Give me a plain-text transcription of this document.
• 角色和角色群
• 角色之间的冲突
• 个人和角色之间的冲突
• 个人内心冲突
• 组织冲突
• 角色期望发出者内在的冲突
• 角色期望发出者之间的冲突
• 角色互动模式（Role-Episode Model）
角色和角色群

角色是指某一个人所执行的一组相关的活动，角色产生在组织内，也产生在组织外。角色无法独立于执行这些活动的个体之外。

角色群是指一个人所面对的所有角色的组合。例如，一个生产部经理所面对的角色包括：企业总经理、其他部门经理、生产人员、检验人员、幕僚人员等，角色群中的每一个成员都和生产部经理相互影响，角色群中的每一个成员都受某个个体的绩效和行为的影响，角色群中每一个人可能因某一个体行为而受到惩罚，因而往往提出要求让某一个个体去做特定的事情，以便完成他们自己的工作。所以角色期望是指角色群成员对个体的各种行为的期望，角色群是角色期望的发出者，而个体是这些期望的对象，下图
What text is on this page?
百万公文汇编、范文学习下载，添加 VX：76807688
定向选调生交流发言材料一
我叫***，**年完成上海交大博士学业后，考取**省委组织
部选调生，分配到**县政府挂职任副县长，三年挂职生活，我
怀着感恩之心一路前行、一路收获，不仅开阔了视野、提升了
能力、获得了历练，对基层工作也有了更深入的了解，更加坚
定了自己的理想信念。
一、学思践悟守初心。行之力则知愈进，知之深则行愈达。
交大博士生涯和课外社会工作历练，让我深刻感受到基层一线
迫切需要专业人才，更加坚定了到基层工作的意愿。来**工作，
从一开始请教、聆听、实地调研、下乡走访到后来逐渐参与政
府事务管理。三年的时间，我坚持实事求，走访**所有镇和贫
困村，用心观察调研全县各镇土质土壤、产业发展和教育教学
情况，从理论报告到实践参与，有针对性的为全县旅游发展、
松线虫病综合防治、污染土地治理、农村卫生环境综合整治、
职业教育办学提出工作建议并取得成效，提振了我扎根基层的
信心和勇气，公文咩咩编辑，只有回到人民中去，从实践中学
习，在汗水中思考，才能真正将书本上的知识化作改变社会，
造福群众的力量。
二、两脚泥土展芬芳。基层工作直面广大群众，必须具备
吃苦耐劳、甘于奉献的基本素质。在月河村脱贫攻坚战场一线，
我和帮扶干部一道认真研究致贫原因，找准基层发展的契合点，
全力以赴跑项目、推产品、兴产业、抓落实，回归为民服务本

**EXERCISE OBJECTIVE**
Give all of the entries again, word for word.

**ANSWER FOR THIS EXERCISE**
Give me a plain-text transcription of this document.
• 角色和角色群
• 角色之间的冲突
• 个人和角色之间的冲突
• 个人内心冲突
• 组织冲突
• 角色期望发出者内在的冲突
• 角色期望发出者之间的冲突
• 角色互动模式（Role-Episode Model）
角色和角色群

角色是指某一个人所执行的一组相关的活动，角色产生在组织内，也产生在组织外。角色无法独立于执行这些活动的个体之外。

角色群是指一个人所面对的所有角色的组合。例如，一个生产部经理所面对的角色包括：企业总经理、其他部门经理、生产人员、检验人员、幕僚人员等，角色群中的每一个成员都和生产部经理相互影响，角色群中的每一个成员都受某个个体的绩效和行为的影响，角色群中每一个人可能因某一个体行为而受到惩罚，因而往往提出要求让某一个个体去做特定的事情，以便完成他们自己的工作。所以角色期望是指角色群成员对个体的各种行为的期望，角色群是角色期望的发出者，而个体是这些期望的对象，下图
What text is on this page?
百万公文汇编、范文学习下载，添加 VX：76807688
定向选调生交流发言材料一
我叫***，**年完成上海交大博士学业后，考取**省委组织
部选调生，分配到**县政府挂职任副县长，三年挂职生活，我
怀着感恩之心一路前行、一路收获，不仅开阔了视野、提升了
能力、获得了历练，对基层工作也有了更深入的了解，更加坚
定了自己的理想信念。
一、学思践悟守初心。行之力则知愈进，知之深则行愈达。
交大博士生涯和课外社会工作历练，让我深刻感受到基层一线
迫切需要专业人才，更加坚定了到基层工作的意愿。来**工作，
从一开始请教、聆听、实地调研、下乡走访到后来逐渐参与政
府事务管理。三年的时间，我坚持实事求，走访**所有镇和贫
困村，用心观察调研全县各镇土质土壤、产业发展和教育教学
情况，从理论报告到实践参与，有针对性的为全县旅游发展、
松线虫病综合防治、污染土地治理、农村卫生环境综合整治、
职业教育办学提出工作建议并取得成效，提振了我扎根基层的
信心和勇气，公文咩咩编辑，只有回到人民中去，从实践中学
习，在汗水中思考，才能真正将书本上的知识化作改变社会，
造福群众的力量。
二、两脚泥土展芬芳。基层工作直面广大群众，必须具备
吃苦耐劳、甘于奉献的基本素质。在月河村脱贫攻坚战场一线，
我和帮扶干部一道认真研究致贫原因，找准基层发展的契合点，
全力以赴跑项目、推产品、兴产业、抓落实，回归为民服务本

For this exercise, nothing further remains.